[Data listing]
....................
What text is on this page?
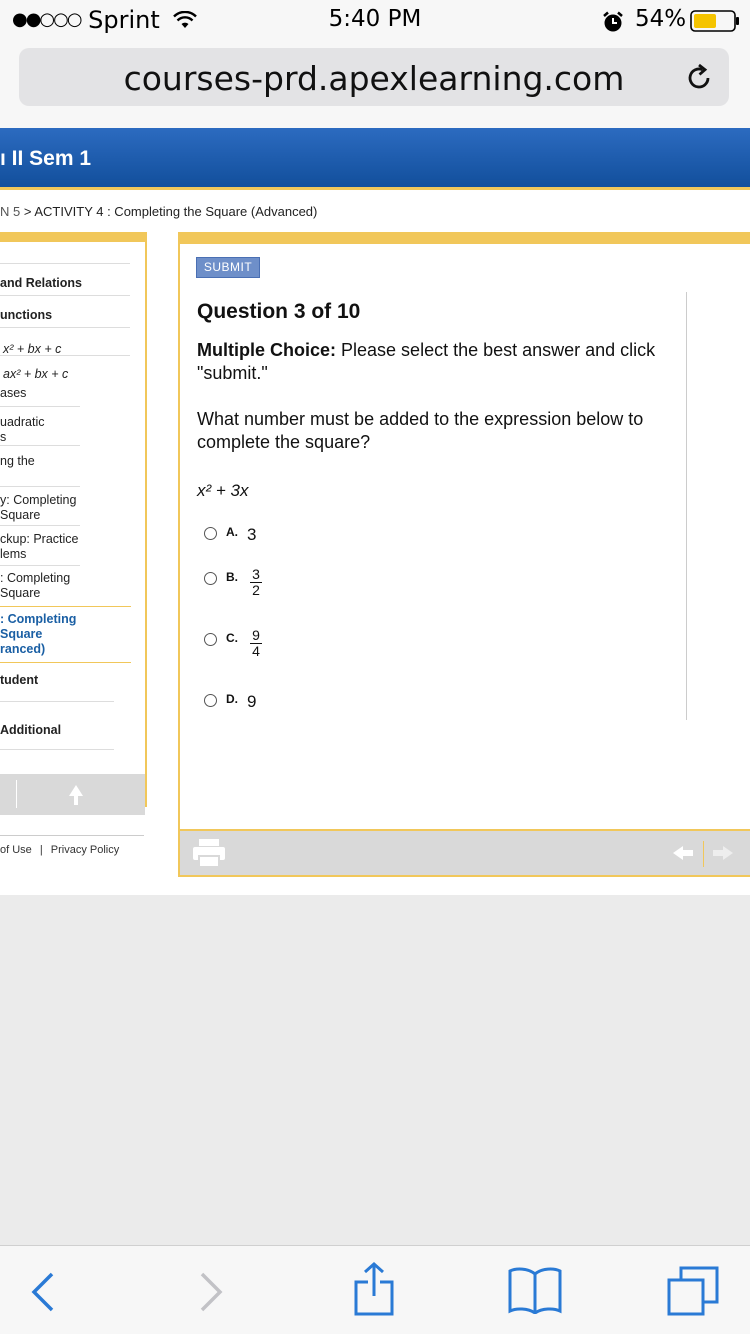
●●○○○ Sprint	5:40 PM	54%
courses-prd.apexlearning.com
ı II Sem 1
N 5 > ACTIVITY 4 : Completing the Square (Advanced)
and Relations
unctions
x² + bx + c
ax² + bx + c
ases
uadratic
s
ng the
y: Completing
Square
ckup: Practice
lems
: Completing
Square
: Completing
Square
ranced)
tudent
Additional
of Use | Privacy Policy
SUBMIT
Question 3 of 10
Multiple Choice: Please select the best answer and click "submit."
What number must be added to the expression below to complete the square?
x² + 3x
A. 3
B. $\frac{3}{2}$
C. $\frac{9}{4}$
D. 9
....................
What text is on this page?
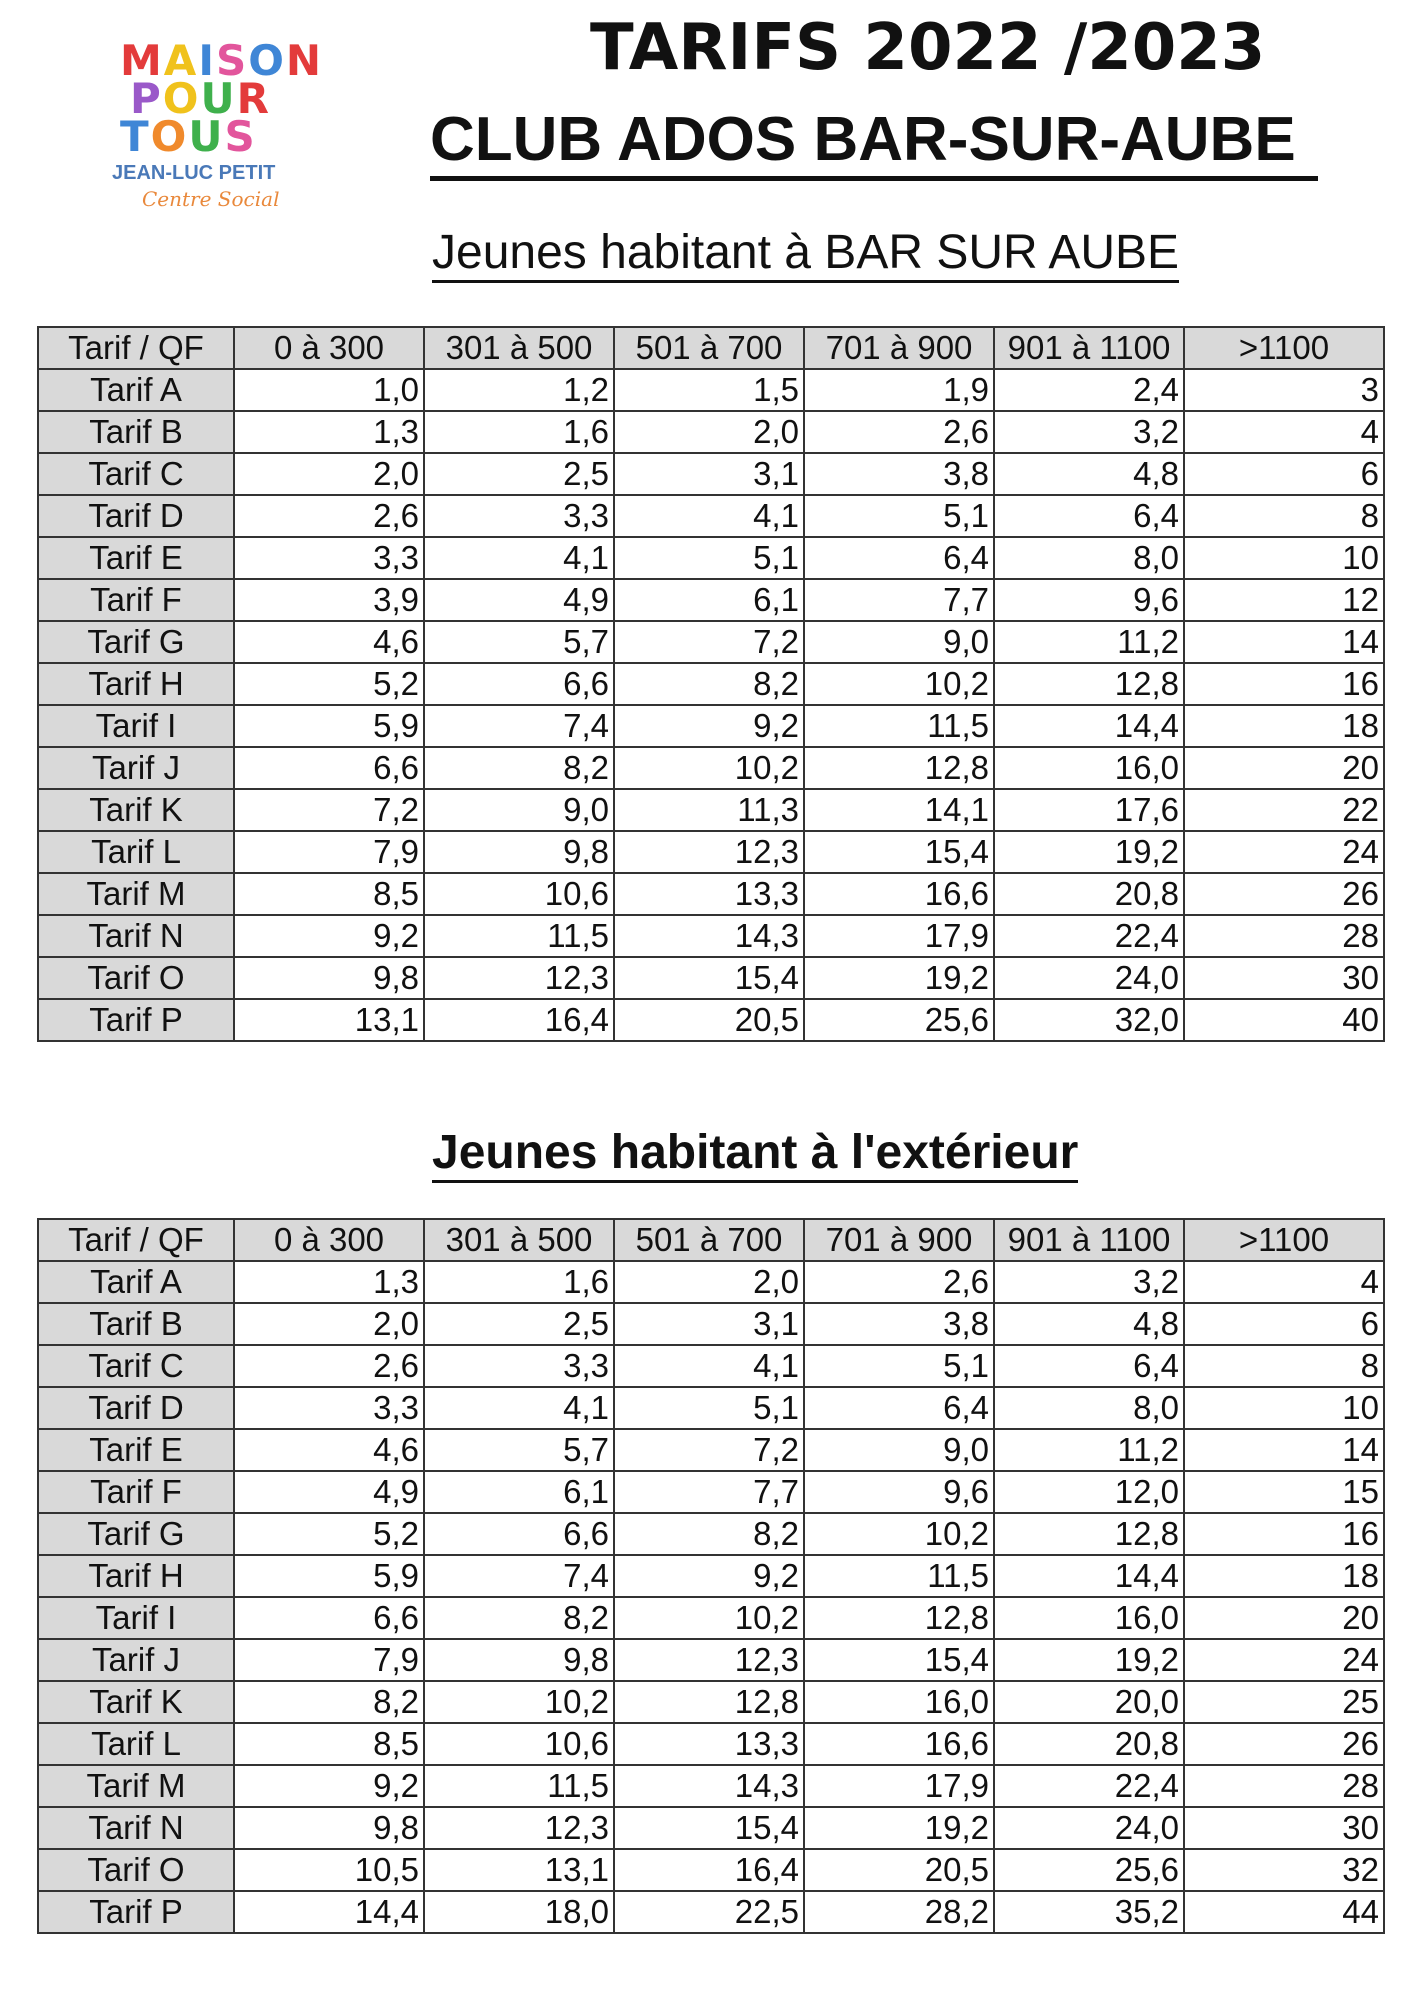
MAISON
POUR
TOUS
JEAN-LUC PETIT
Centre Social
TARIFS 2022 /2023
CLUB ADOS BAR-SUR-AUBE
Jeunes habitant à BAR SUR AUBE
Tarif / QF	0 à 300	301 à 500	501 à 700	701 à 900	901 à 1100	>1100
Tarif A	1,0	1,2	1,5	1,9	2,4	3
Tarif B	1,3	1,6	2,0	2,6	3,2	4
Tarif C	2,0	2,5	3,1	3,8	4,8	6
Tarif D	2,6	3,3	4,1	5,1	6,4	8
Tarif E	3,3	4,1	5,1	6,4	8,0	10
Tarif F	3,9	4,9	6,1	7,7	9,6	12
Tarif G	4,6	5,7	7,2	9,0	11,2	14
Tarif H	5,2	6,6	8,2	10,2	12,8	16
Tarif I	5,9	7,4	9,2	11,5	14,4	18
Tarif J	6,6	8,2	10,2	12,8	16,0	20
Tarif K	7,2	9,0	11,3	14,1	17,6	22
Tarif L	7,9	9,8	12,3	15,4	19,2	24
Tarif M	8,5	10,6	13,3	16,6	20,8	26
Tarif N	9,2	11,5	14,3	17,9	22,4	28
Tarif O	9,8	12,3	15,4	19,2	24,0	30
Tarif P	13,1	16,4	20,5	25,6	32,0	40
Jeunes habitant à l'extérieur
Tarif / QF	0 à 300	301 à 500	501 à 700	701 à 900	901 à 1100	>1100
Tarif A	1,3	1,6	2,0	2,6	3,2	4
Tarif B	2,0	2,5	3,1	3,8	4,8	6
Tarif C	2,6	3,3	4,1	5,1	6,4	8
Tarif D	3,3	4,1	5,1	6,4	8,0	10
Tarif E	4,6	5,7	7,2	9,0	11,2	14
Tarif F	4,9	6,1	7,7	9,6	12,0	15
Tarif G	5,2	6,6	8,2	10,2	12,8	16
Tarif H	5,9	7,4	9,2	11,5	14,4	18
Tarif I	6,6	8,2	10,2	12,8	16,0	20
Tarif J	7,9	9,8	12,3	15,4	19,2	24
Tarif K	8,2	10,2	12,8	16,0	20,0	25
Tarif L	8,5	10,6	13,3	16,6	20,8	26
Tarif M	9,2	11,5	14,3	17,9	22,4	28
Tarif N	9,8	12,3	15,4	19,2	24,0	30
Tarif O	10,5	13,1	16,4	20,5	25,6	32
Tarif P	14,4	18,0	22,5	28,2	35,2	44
....................
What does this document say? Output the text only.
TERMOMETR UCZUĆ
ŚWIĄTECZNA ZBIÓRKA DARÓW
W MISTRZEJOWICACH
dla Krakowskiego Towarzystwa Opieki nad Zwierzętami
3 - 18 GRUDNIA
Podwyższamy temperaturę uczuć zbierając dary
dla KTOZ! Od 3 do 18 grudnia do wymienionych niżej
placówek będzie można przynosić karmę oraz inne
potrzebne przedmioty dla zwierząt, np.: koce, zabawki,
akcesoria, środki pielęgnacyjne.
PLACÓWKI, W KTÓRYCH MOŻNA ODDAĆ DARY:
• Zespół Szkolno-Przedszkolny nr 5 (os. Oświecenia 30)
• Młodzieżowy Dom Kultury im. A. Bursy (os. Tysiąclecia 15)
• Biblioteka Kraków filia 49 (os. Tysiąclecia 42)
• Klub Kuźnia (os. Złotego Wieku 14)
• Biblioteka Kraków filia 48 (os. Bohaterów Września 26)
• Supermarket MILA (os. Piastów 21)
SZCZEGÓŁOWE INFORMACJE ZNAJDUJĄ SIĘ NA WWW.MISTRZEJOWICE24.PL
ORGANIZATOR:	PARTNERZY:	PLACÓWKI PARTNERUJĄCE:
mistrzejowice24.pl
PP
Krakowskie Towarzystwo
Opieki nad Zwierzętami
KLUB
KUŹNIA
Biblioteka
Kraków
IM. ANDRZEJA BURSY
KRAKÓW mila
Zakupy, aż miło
....................
→ TASK GOAL: Copy every line of the records above that holds the word "What".

→ EXPECTED ANSWER:
What text is on this page?
What number must be added to the expression below to complete the square?
What text is on this page?
What does this document say? Output the text only.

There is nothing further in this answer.